Start Provided data
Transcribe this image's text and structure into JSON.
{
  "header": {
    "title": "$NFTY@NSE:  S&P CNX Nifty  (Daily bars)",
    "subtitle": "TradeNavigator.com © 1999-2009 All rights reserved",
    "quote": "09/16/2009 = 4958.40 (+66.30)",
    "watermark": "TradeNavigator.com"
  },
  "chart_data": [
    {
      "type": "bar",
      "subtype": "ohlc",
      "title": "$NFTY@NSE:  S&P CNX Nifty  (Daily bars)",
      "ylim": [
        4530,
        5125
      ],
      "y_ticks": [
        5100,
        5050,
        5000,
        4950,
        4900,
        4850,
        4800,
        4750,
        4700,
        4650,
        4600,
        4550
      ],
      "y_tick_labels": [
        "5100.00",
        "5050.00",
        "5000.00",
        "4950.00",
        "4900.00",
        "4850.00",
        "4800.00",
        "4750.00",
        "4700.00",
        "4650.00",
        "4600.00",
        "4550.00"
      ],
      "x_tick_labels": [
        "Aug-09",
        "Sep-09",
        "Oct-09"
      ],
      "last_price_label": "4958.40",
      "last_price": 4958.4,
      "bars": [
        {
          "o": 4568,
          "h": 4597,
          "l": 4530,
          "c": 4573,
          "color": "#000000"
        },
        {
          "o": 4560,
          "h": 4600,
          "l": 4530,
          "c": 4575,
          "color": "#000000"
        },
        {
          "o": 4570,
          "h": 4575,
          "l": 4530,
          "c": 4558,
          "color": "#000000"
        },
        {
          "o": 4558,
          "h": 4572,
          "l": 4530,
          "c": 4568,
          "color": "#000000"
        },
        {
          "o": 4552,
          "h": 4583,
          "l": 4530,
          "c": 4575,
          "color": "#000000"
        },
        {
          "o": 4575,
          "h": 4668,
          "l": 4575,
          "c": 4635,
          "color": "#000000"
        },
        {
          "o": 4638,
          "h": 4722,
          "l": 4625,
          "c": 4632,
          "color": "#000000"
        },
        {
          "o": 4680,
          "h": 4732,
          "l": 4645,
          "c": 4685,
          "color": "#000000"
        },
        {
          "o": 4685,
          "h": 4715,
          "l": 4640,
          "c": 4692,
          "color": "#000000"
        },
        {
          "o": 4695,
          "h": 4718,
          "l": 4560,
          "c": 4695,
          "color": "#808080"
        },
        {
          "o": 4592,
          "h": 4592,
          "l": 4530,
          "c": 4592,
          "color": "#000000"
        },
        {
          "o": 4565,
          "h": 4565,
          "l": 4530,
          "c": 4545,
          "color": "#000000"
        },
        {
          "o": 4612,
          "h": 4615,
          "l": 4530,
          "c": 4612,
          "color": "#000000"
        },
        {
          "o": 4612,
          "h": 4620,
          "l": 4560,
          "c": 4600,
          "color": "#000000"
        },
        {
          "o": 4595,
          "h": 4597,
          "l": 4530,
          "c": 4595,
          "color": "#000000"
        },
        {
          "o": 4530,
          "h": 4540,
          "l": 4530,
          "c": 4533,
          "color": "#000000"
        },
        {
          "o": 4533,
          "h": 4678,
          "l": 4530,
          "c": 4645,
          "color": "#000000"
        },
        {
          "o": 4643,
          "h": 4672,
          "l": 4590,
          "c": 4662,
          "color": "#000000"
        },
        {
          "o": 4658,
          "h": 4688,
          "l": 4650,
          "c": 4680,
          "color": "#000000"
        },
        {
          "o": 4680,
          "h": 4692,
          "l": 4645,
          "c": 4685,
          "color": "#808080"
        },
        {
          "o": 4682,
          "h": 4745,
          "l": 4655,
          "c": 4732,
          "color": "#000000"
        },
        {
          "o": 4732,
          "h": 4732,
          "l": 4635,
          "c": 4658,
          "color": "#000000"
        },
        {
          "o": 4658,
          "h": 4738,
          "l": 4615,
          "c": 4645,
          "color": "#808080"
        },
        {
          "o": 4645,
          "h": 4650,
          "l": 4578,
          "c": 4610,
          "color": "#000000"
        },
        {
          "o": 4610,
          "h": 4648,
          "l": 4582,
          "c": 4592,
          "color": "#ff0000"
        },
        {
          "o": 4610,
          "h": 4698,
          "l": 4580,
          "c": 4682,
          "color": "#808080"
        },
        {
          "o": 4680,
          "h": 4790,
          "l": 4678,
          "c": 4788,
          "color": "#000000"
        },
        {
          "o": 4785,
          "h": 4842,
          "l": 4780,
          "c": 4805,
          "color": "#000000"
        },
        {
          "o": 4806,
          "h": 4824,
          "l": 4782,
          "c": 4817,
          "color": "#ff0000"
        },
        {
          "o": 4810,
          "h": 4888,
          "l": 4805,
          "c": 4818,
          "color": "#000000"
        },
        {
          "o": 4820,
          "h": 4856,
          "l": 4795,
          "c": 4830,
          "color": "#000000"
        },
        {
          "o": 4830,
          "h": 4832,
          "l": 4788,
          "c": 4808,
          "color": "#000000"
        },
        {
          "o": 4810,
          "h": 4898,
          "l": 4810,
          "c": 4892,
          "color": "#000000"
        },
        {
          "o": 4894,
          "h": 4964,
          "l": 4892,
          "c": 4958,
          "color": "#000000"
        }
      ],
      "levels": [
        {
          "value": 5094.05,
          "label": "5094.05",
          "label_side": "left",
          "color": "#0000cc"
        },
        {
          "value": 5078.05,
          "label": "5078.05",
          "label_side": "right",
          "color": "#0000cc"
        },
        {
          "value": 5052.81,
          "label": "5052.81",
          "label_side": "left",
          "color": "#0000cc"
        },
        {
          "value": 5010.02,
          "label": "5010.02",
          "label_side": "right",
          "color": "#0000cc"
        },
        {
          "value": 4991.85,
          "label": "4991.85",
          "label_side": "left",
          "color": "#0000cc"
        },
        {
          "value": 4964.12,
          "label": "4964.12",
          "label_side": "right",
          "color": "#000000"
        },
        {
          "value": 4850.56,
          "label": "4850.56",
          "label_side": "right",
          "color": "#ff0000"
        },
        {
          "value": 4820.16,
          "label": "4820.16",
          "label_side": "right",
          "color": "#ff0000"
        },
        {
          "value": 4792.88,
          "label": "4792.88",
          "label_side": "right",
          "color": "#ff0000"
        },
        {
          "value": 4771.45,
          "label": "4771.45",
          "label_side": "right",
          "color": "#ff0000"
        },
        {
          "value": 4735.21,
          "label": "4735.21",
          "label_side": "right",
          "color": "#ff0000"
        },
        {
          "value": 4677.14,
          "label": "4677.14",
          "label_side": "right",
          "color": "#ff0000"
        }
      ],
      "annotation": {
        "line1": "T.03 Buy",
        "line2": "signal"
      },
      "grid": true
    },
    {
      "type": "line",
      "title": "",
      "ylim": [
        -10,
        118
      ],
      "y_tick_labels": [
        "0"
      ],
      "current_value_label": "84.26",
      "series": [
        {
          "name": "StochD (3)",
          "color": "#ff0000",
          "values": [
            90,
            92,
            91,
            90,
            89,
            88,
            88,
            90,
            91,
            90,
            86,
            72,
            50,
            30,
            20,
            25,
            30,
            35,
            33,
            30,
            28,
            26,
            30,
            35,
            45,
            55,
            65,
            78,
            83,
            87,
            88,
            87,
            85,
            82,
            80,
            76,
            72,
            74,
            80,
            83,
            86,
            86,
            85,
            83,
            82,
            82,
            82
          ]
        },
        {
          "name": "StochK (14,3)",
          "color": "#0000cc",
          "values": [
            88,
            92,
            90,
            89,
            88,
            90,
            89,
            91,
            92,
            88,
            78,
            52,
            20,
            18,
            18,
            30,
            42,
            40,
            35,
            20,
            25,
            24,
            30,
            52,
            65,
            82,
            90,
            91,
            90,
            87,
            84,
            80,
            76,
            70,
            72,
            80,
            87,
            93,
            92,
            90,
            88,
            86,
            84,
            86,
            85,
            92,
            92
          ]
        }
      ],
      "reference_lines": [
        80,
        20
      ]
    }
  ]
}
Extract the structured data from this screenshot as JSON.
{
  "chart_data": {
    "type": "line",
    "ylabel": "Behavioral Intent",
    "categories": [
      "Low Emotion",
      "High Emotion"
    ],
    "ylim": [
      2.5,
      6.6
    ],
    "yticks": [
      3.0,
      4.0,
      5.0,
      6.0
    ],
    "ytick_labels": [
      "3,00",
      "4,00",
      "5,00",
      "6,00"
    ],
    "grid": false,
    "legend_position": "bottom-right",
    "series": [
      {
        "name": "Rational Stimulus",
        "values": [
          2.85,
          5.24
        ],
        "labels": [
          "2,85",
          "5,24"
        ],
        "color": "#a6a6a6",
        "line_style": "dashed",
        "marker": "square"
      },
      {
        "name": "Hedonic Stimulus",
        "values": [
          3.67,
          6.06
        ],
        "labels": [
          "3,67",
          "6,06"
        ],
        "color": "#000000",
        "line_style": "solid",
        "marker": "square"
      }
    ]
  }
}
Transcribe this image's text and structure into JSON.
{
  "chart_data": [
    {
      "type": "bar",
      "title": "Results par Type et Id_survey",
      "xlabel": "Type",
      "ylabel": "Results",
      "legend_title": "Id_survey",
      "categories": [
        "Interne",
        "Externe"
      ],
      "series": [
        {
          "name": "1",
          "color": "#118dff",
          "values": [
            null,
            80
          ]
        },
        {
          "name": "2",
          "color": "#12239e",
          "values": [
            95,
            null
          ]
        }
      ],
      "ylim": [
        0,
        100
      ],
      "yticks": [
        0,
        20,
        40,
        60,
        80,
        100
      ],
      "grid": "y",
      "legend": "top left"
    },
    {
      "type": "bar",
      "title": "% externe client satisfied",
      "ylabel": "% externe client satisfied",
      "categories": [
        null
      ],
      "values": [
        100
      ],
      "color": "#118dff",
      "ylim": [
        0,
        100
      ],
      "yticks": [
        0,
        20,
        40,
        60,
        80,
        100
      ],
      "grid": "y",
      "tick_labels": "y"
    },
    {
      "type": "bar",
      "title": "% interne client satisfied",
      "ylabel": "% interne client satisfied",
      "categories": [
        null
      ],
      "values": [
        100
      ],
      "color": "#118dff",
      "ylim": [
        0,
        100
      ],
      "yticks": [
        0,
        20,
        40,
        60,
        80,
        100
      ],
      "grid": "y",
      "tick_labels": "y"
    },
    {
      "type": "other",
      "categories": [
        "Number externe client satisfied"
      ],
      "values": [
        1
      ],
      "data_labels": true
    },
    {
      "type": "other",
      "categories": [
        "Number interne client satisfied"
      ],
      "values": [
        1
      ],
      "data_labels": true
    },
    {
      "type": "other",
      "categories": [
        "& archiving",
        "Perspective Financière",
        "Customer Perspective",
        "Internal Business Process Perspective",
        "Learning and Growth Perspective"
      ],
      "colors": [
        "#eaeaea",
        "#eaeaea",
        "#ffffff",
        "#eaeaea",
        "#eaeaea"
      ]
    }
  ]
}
End Provided data
Written exercise -
All lines above with "Results" in them should be returned.

Solution for this task -
      "title": "Results par Type et Id_survey",
      "ylabel": "Results",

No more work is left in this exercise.